**The records**
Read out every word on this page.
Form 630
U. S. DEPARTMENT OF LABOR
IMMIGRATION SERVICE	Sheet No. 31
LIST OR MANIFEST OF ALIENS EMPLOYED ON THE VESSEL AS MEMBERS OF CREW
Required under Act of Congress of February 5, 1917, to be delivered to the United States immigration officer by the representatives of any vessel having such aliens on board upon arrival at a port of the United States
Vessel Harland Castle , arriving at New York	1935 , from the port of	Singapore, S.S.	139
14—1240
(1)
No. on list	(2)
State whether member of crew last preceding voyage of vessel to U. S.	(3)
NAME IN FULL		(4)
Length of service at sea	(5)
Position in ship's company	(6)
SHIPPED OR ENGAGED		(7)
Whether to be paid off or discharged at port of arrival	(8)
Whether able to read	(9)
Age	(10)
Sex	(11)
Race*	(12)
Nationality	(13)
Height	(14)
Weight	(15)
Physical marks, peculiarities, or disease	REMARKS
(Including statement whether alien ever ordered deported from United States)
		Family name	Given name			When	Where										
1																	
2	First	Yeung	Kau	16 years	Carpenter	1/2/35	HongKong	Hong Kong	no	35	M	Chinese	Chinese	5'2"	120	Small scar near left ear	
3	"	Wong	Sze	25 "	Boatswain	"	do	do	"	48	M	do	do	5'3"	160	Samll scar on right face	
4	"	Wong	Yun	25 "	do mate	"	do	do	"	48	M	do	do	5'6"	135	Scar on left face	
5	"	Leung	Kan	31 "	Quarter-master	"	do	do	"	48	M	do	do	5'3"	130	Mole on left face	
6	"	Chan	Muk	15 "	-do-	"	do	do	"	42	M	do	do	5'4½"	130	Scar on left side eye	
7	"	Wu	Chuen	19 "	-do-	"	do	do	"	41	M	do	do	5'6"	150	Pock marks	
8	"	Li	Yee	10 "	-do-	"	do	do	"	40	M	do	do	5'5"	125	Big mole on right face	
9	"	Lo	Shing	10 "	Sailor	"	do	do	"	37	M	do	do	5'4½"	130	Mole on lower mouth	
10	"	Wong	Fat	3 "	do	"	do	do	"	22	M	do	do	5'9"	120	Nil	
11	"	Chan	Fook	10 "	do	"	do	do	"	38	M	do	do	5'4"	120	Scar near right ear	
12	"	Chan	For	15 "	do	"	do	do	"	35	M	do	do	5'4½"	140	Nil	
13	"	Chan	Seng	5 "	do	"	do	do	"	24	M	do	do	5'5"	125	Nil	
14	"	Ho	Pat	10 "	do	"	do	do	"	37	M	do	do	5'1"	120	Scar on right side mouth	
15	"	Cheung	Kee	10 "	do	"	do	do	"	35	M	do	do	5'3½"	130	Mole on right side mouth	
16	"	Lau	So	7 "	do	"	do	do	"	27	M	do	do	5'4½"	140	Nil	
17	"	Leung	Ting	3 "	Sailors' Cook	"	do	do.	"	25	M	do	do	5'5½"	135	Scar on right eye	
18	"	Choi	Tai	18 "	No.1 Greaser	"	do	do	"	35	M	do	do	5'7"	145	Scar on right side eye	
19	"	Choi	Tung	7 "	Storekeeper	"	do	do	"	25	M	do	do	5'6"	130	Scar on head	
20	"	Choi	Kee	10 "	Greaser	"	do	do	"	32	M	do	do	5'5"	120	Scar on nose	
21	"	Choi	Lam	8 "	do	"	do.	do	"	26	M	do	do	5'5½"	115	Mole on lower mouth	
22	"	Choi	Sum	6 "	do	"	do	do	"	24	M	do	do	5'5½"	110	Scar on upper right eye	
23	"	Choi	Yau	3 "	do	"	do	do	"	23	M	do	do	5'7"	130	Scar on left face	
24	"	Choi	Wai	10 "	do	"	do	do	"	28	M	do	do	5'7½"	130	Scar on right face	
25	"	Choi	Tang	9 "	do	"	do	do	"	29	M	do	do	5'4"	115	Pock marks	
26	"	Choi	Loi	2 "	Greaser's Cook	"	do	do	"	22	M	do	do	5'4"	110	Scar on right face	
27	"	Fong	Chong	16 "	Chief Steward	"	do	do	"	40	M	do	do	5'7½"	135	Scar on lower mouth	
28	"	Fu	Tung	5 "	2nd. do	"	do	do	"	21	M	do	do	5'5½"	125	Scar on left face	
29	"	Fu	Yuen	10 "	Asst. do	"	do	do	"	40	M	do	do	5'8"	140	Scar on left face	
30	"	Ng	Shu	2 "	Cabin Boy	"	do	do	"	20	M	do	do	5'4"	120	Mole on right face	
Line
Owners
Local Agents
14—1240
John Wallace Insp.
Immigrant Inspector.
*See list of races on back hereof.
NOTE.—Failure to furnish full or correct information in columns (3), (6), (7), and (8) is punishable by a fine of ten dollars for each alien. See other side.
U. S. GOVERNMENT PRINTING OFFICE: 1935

**What you should do**
From the listing above, extract all records word for word.

**Solution to this exercise**
Read out every word on this page.
Form 630
U. S. DEPARTMENT OF LABOR
IMMIGRATION SERVICE	Sheet No. 31
LIST OR MANIFEST OF ALIENS EMPLOYED ON THE VESSEL AS MEMBERS OF CREW
Required under Act of Congress of February 5, 1917, to be delivered to the United States immigration officer by the representatives of any vessel having such aliens on board upon arrival at a port of the United States
Vessel Harland Castle , arriving at New York	1935 , from the port of	Singapore, S.S.	139
14—1240
(1)
No. on list	(2)
State whether member of crew last preceding voyage of vessel to U. S.	(3)
NAME IN FULL		(4)
Length of service at sea	(5)
Position in ship's company	(6)
SHIPPED OR ENGAGED		(7)
Whether to be paid off or discharged at port of arrival	(8)
Whether able to read	(9)
Age	(10)
Sex	(11)
Race*	(12)
Nationality	(13)
Height	(14)
Weight	(15)
Physical marks, peculiarities, or disease	REMARKS
(Including statement whether alien ever ordered deported from United States)
		Family name	Given name			When	Where										
1																	
2	First	Yeung	Kau	16 years	Carpenter	1/2/35	HongKong	Hong Kong	no	35	M	Chinese	Chinese	5'2"	120	Small scar near left ear	
3	"	Wong	Sze	25 "	Boatswain	"	do	do	"	48	M	do	do	5'3"	160	Samll scar on right face	
4	"	Wong	Yun	25 "	do mate	"	do	do	"	48	M	do	do	5'6"	135	Scar on left face	
5	"	Leung	Kan	31 "	Quarter-master	"	do	do	"	48	M	do	do	5'3"	130	Mole on left face	
6	"	Chan	Muk	15 "	-do-	"	do	do	"	42	M	do	do	5'4½"	130	Scar on left side eye	
7	"	Wu	Chuen	19 "	-do-	"	do	do	"	41	M	do	do	5'6"	150	Pock marks	
8	"	Li	Yee	10 "	-do-	"	do	do	"	40	M	do	do	5'5"	125	Big mole on right face	
9	"	Lo	Shing	10 "	Sailor	"	do	do	"	37	M	do	do	5'4½"	130	Mole on lower mouth	
10	"	Wong	Fat	3 "	do	"	do	do	"	22	M	do	do	5'9"	120	Nil	
11	"	Chan	Fook	10 "	do	"	do	do	"	38	M	do	do	5'4"	120	Scar near right ear	
12	"	Chan	For	15 "	do	"	do	do	"	35	M	do	do	5'4½"	140	Nil	
13	"	Chan	Seng	5 "	do	"	do	do	"	24	M	do	do	5'5"	125	Nil	
14	"	Ho	Pat	10 "	do	"	do	do	"	37	M	do	do	5'1"	120	Scar on right side mouth	
15	"	Cheung	Kee	10 "	do	"	do	do	"	35	M	do	do	5'3½"	130	Mole on right side mouth	
16	"	Lau	So	7 "	do	"	do	do	"	27	M	do	do	5'4½"	140	Nil	
17	"	Leung	Ting	3 "	Sailors' Cook	"	do	do.	"	25	M	do	do	5'5½"	135	Scar on right eye	
18	"	Choi	Tai	18 "	No.1 Greaser	"	do	do	"	35	M	do	do	5'7"	145	Scar on right side eye	
19	"	Choi	Tung	7 "	Storekeeper	"	do	do	"	25	M	do	do	5'6"	130	Scar on head	
20	"	Choi	Kee	10 "	Greaser	"	do	do	"	32	M	do	do	5'5"	120	Scar on nose	
21	"	Choi	Lam	8 "	do	"	do.	do	"	26	M	do	do	5'5½"	115	Mole on lower mouth	
22	"	Choi	Sum	6 "	do	"	do	do	"	24	M	do	do	5'5½"	110	Scar on upper right eye	
23	"	Choi	Yau	3 "	do	"	do	do	"	23	M	do	do	5'7"	130	Scar on left face	
24	"	Choi	Wai	10 "	do	"	do	do	"	28	M	do	do	5'7½"	130	Scar on right face	
25	"	Choi	Tang	9 "	do	"	do	do	"	29	M	do	do	5'4"	115	Pock marks	
26	"	Choi	Loi	2 "	Greaser's Cook	"	do	do	"	22	M	do	do	5'4"	110	Scar on right face	
27	"	Fong	Chong	16 "	Chief Steward	"	do	do	"	40	M	do	do	5'7½"	135	Scar on lower mouth	
28	"	Fu	Tung	5 "	2nd. do	"	do	do	"	21	M	do	do	5'5½"	125	Scar on left face	
29	"	Fu	Yuen	10 "	Asst. do	"	do	do	"	40	M	do	do	5'8"	140	Scar on left face	
30	"	Ng	Shu	2 "	Cabin Boy	"	do	do	"	20	M	do	do	5'4"	120	Mole on right face	
Line
Owners
Local Agents
14—1240
John Wallace Insp.
Immigrant Inspector.
*See list of races on back hereof.
NOTE.—Failure to furnish full or correct information in columns (3), (6), (7), and (8) is punishable by a fine of ten dollars for each alien. See other side.
U. S. GOVERNMENT PRINTING OFFICE: 1935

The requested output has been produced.